Stated task ▸
Leave out any picture and return the remaining listing below exactly as given.

Dataset ▸
--*--

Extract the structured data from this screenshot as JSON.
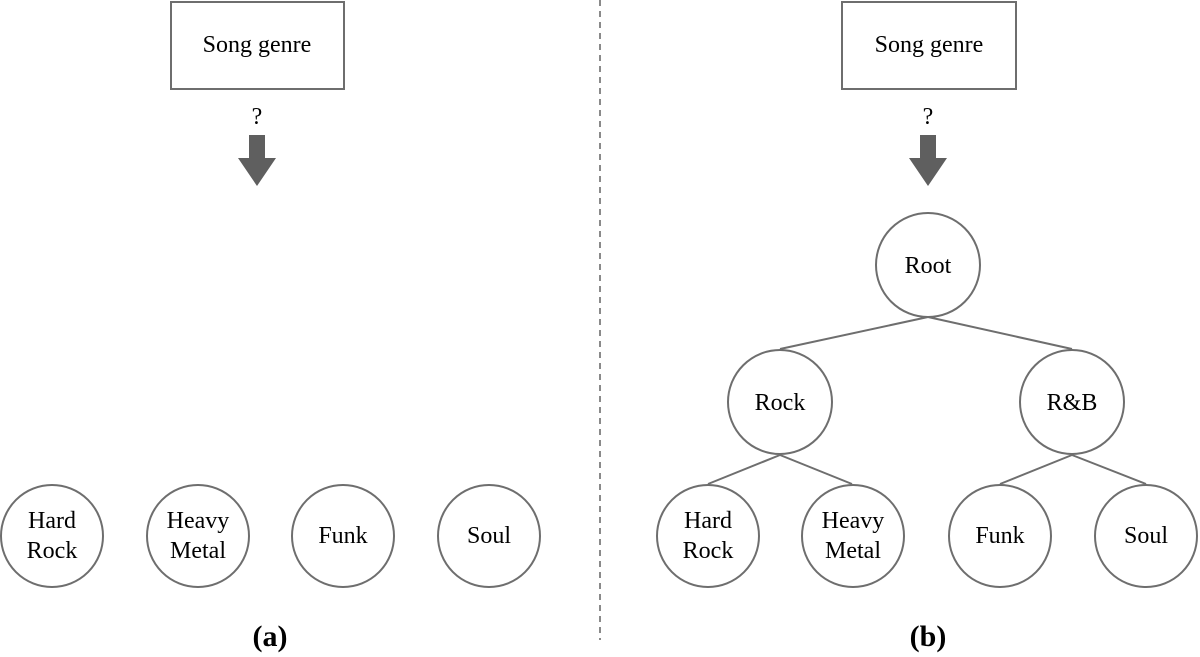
{
  "panel_a": {
    "input_label": "Song genre",
    "question": "?",
    "leaves": [
      {
        "lines": [
          "Hard",
          "Rock"
        ]
      },
      {
        "lines": [
          "Heavy",
          "Metal"
        ]
      },
      {
        "lines": [
          "Funk"
        ]
      },
      {
        "lines": [
          "Soul"
        ]
      }
    ],
    "caption": "(a)"
  },
  "panel_b": {
    "input_label": "Song genre",
    "question": "?",
    "root": "Root",
    "mid": [
      "Rock",
      "R&B"
    ],
    "leaves": [
      {
        "lines": [
          "Hard",
          "Rock"
        ]
      },
      {
        "lines": [
          "Heavy",
          "Metal"
        ]
      },
      {
        "lines": [
          "Funk"
        ]
      },
      {
        "lines": [
          "Soul"
        ]
      }
    ],
    "caption": "(b)"
  },
  "colors": {
    "stroke": "#6e6e6e",
    "arrow": "#5f5f5f",
    "divider": "#8a8a8a"
  }
}
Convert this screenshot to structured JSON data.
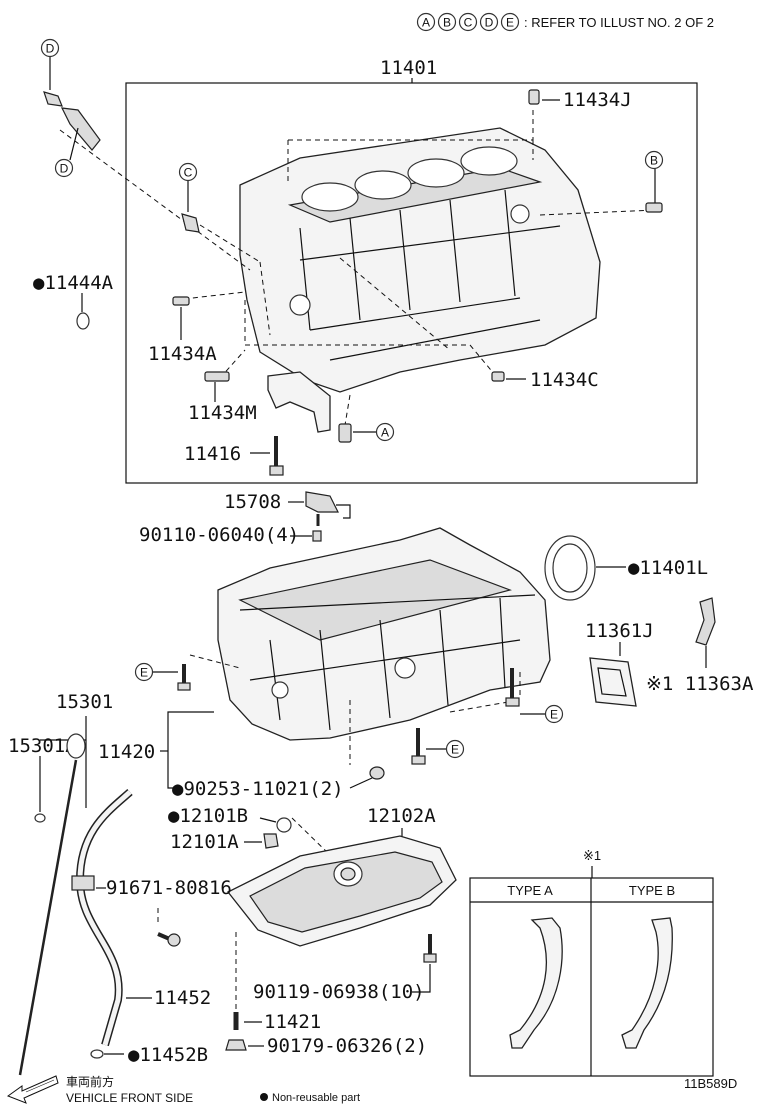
{
  "header": {
    "refer_letters": [
      "A",
      "B",
      "C",
      "D",
      "E"
    ],
    "refer_text": ": REFER TO ILLUST NO. 2 OF 2"
  },
  "parts": {
    "p11401": "11401",
    "p11434J": "11434J",
    "p11444A": "●11444A",
    "p11434A": "11434A",
    "p11434M": "11434M",
    "p11434C": "11434C",
    "p11416": "11416",
    "p15708": "15708",
    "p90110": "90110-06040(4)",
    "p11401L": "●11401L",
    "p11361J": "11361J",
    "p11363A": "※1 11363A",
    "p15301": "15301",
    "p15301A": "15301A",
    "p11420": "11420",
    "p90253": "●90253-11021(2)",
    "p12101B": "●12101B",
    "p12101A": "12101A",
    "p12102A": "12102A",
    "p91671": "91671-80816",
    "p11452": "11452",
    "p90119": "90119-06938(10)",
    "p11421": "11421",
    "p90179": "90179-06326(2)",
    "p11452B": "●11452B"
  },
  "callouts": {
    "D1": "D",
    "D2": "D",
    "C": "C",
    "B": "B",
    "A": "A",
    "E1": "E",
    "E2": "E",
    "E3": "E"
  },
  "inset": {
    "mark": "※1",
    "type_a": "TYPE A",
    "type_b": "TYPE B"
  },
  "footer": {
    "front_jp": "車両前方",
    "front_en": "VEHICLE FRONT SIDE",
    "legend": "Non-reusable part",
    "code": "11B589D"
  }
}
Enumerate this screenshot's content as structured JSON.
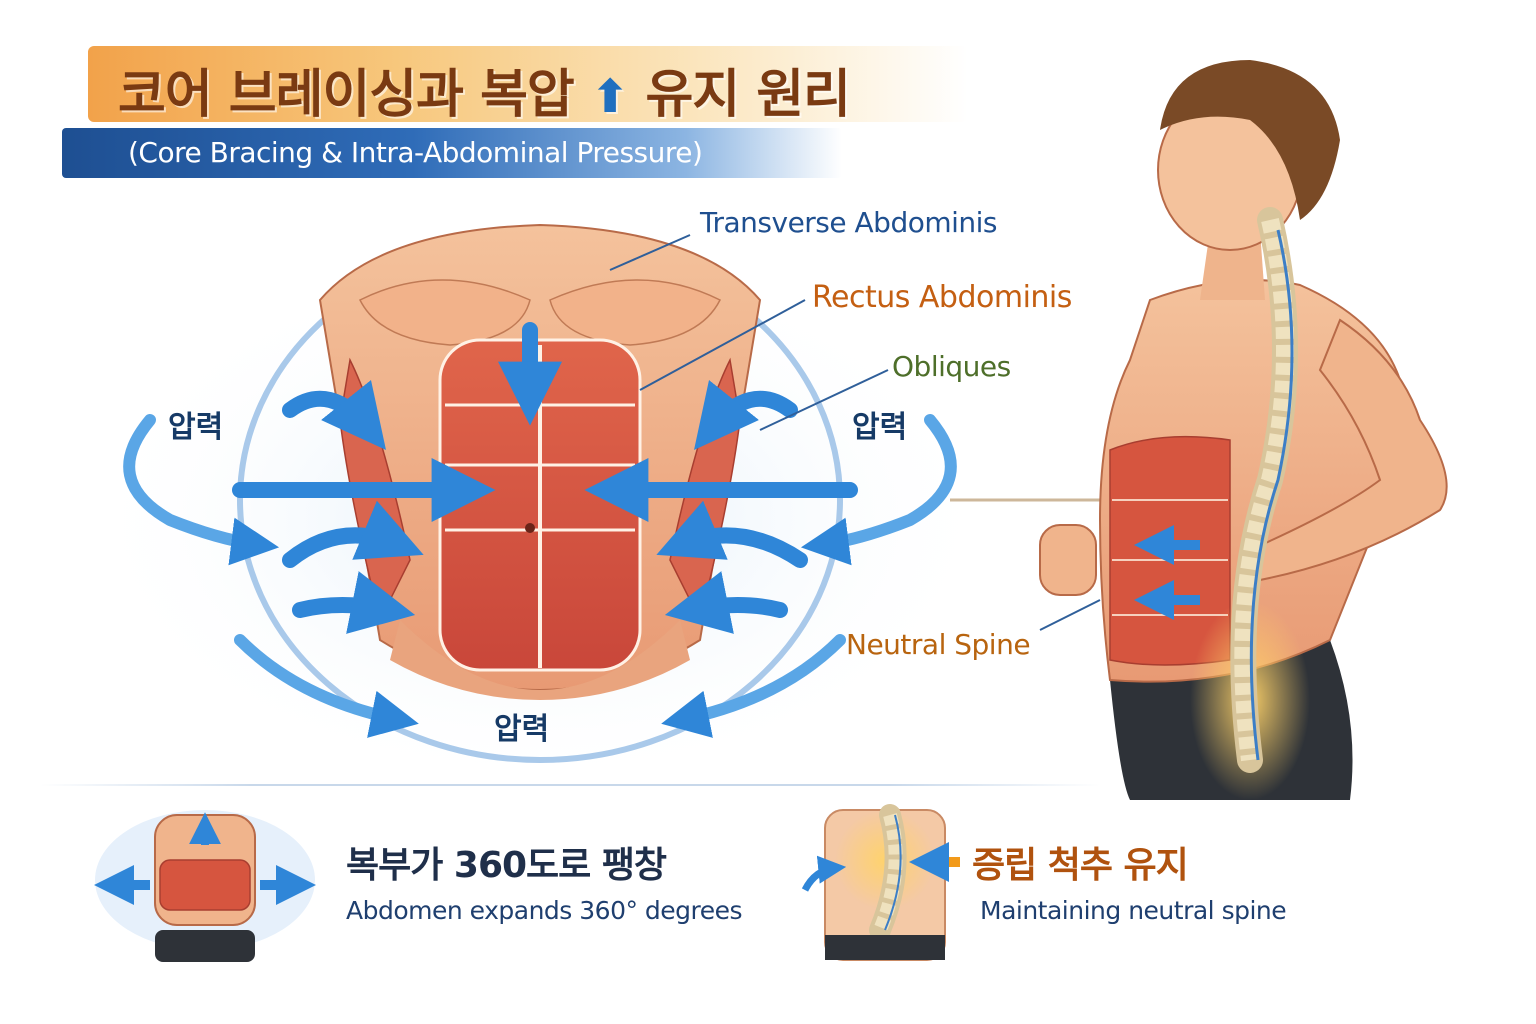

--*--

Answer in full ▸
Extract the structured data from this screenshot as JSON.
{
  "panel_a": {
    "input_label": "Song genre",
    "question": "?",
    "leaves": [
      {
        "lines": [
          "Hard",
          "Rock"
        ]
      },
      {
        "lines": [
          "Heavy",
          "Metal"
        ]
      },
      {
        "lines": [
          "Funk"
        ]
      },
      {
        "lines": [
          "Soul"
        ]
      }
    ],
    "caption": "(a)"
  },
  "panel_b": {
    "input_label": "Song genre",
    "question": "?",
    "root": "Root",
    "mid": [
      "Rock",
      "R&B"
    ],
    "leaves": [
      {
        "lines": [
          "Hard",
          "Rock"
        ]
      },
      {
        "lines": [
          "Heavy",
          "Metal"
        ]
      },
      {
        "lines": [
          "Funk"
        ]
      },
      {
        "lines": [
          "Soul"
        ]
      }
    ],
    "caption": "(b)"
  },
  "colors": {
    "stroke": "#6e6e6e",
    "arrow": "#5f5f5f",
    "divider": "#8a8a8a"
  }
}
Convert this screenshot to structured JSON data.
{
  "header": {
    "refer_letters": [
      "A",
      "B",
      "C",
      "D",
      "E"
    ],
    "refer_text": ": REFER TO ILLUST NO. 2 OF 2"
  },
  "parts": {
    "p11401": "11401",
    "p11434J": "11434J",
    "p11444A": "●11444A",
    "p11434A": "11434A",
    "p11434M": "11434M",
    "p11434C": "11434C",
    "p11416": "11416",
    "p15708": "15708",
    "p90110": "90110-06040(4)",
    "p11401L": "●11401L",
    "p11361J": "11361J",
    "p11363A": "※1 11363A",
    "p15301": "15301",
    "p15301A": "15301A",
    "p11420": "11420",
    "p90253": "●90253-11021(2)",
    "p12101B": "●12101B",
    "p12101A": "12101A",
    "p12102A": "12102A",
    "p91671": "91671-80816",
    "p11452": "11452",
    "p90119": "90119-06938(10)",
    "p11421": "11421",
    "p90179": "90179-06326(2)",
    "p11452B": "●11452B"
  },
  "callouts": {
    "D1": "D",
    "D2": "D",
    "C": "C",
    "B": "B",
    "A": "A",
    "E1": "E",
    "E2": "E",
    "E3": "E"
  },
  "inset": {
    "mark": "※1",
    "type_a": "TYPE A",
    "type_b": "TYPE B"
  },
  "footer": {
    "front_jp": "車両前方",
    "front_en": "VEHICLE FRONT SIDE",
    "legend": "Non-reusable part",
    "code": "11B589D"
  }
}
Enumerate this screenshot's content as structured JSON.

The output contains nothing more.